Copy every line from the data below in which the string "text" can be found.

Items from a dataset
[Begin]

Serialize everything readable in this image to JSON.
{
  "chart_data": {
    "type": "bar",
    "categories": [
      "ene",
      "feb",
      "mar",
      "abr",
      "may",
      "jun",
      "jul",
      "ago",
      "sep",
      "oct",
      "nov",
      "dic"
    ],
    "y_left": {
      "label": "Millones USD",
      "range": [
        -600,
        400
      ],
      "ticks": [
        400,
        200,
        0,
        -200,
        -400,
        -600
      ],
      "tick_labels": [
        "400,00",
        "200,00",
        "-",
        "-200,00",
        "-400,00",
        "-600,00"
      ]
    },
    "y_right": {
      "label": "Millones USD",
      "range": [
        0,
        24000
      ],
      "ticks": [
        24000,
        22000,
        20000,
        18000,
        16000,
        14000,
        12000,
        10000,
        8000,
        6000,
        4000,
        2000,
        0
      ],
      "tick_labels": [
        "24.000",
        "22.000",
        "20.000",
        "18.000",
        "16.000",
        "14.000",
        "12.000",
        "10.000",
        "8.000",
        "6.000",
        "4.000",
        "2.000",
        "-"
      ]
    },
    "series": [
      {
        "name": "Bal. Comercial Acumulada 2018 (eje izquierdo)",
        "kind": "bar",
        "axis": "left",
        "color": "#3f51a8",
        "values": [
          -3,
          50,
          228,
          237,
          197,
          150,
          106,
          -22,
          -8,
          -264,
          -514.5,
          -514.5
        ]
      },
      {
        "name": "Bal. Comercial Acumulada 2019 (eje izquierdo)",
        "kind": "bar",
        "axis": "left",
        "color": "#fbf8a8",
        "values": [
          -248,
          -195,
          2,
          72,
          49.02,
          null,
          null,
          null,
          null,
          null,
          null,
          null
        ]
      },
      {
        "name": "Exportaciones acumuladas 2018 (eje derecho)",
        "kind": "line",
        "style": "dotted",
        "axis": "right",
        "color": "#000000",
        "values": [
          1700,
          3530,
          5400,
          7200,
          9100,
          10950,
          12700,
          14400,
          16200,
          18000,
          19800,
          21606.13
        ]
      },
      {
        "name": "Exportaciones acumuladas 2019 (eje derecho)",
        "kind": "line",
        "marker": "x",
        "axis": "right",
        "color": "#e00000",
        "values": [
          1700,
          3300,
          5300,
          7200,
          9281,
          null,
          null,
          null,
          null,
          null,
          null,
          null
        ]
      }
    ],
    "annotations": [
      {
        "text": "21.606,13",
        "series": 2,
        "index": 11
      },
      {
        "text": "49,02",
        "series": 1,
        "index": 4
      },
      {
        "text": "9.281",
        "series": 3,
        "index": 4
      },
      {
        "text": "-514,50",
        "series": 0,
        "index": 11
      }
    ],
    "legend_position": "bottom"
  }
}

[End]

Response for this exercise
        "text": "21.606,13",
        "text": "49,02",
        "text": "9.281",
        "text": "-514,50",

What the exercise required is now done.